Data for this task ▸
§ §
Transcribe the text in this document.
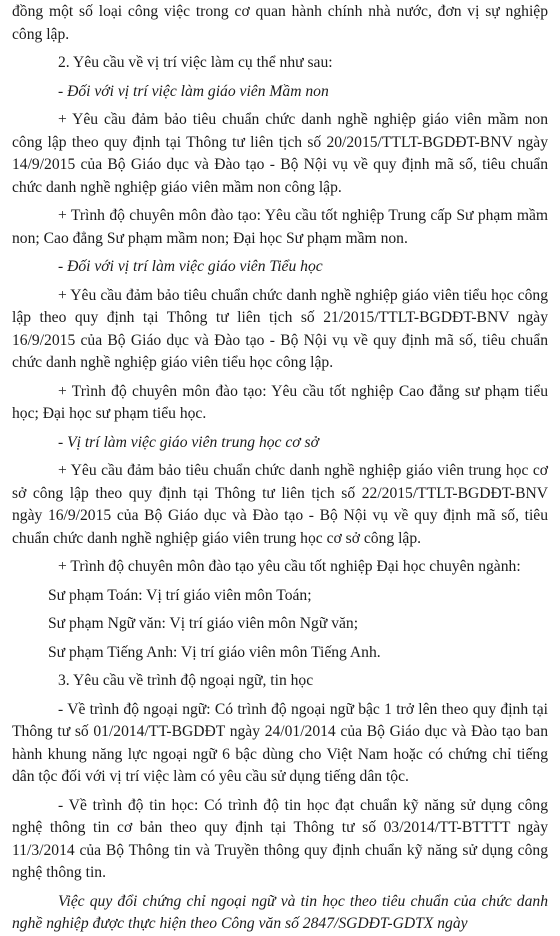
đồng một số loại công việc trong cơ quan hành chính nhà nước, đơn vị sự nghiệp công lập.

2. Yêu cầu về vị trí việc làm cụ thể như sau:

- Đối với vị trí việc làm giáo viên Mầm non

+ Yêu cầu đảm bảo tiêu chuẩn chức danh nghề nghiệp giáo viên mầm non công lập theo quy định tại Thông tư liên tịch số 20/2015/TTLT-BGDĐT-BNV ngày 14/9/2015 của Bộ Giáo dục và Đào tạo - Bộ Nội vụ về quy định mã số, tiêu chuẩn chức danh nghề nghiệp giáo viên mầm non công lập.

+ Trình độ chuyên môn đào tạo: Yêu cầu tốt nghiệp Trung cấp Sư phạm mầm non; Cao đẳng Sư phạm mầm non; Đại học Sư phạm mầm non.

- Đối với vị trí làm việc giáo viên Tiểu học

+ Yêu cầu đảm bảo tiêu chuẩn chức danh nghề nghiệp giáo viên tiểu học công lập theo quy định tại Thông tư liên tịch số 21/2015/TTLT-BGDĐT-BNV ngày 16/9/2015 của Bộ Giáo dục và Đào tạo - Bộ Nội vụ về quy định mã số, tiêu chuẩn chức danh nghề nghiệp giáo viên tiểu học công lập.

+ Trình độ chuyên môn đào tạo: Yêu cầu tốt nghiệp Cao đẳng sư phạm tiểu học; Đại học sư phạm tiểu học.

- Vị trí làm việc giáo viên trung học cơ sở

+ Yêu cầu đảm bảo tiêu chuẩn chức danh nghề nghiệp giáo viên trung học cơ sở công lập theo quy định tại Thông tư liên tịch số 22/2015/TTLT-BGDĐT-BNV ngày 16/9/2015 của Bộ Giáo dục và Đào tạo - Bộ Nội vụ về quy định mã số, tiêu chuẩn chức danh nghề nghiệp giáo viên trung học cơ sở công lập.

+ Trình độ chuyên môn đào tạo yêu cầu tốt nghiệp Đại học chuyên ngành:

Sư phạm Toán: Vị trí giáo viên môn Toán;

Sư phạm Ngữ văn: Vị trí giáo viên môn Ngữ văn;

Sư phạm Tiếng Anh: Vị trí giáo viên môn Tiếng Anh.

3. Yêu cầu về trình độ ngoại ngữ, tin học

- Về trình độ ngoại ngữ: Có trình độ ngoại ngữ bậc 1 trở lên theo quy định tại Thông tư số 01/2014/TT-BGDĐT ngày 24/01/2014 của Bộ Giáo dục và Đào tạo ban hành khung năng lực ngoại ngữ 6 bậc dùng cho Việt Nam hoặc có chứng chỉ tiếng dân tộc đối với vị trí việc làm có yêu cầu sử dụng tiếng dân tộc.

- Về trình độ tin học: Có trình độ tin học đạt chuẩn kỹ năng sử dụng công nghệ thông tin cơ bản theo quy định tại Thông tư số 03/2014/TT-BTTTT ngày 11/3/2014 của Bộ Thông tin và Truyền thông quy định chuẩn kỹ năng sử dụng công nghệ thông tin.

Việc quy đổi chứng chỉ ngoại ngữ và tin học theo tiêu chuẩn của chức danh nghề nghiệp được thực hiện theo Công văn số 2847/SGDĐT-GDTX ngày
§ §
Stated task ▸ Give every line of the material that includes the string "chuyên".

Complete response ▸
+ Trình độ chuyên môn đào tạo: Yêu cầu tốt nghiệp Trung cấp Sư phạm mầm non; Cao đẳng Sư phạm mầm non; Đại học Sư phạm mầm non.
+ Trình độ chuyên môn đào tạo: Yêu cầu tốt nghiệp Cao đẳng sư phạm tiểu học; Đại học sư phạm tiểu học.
+ Trình độ chuyên môn đào tạo yêu cầu tốt nghiệp Đại học chuyên ngành:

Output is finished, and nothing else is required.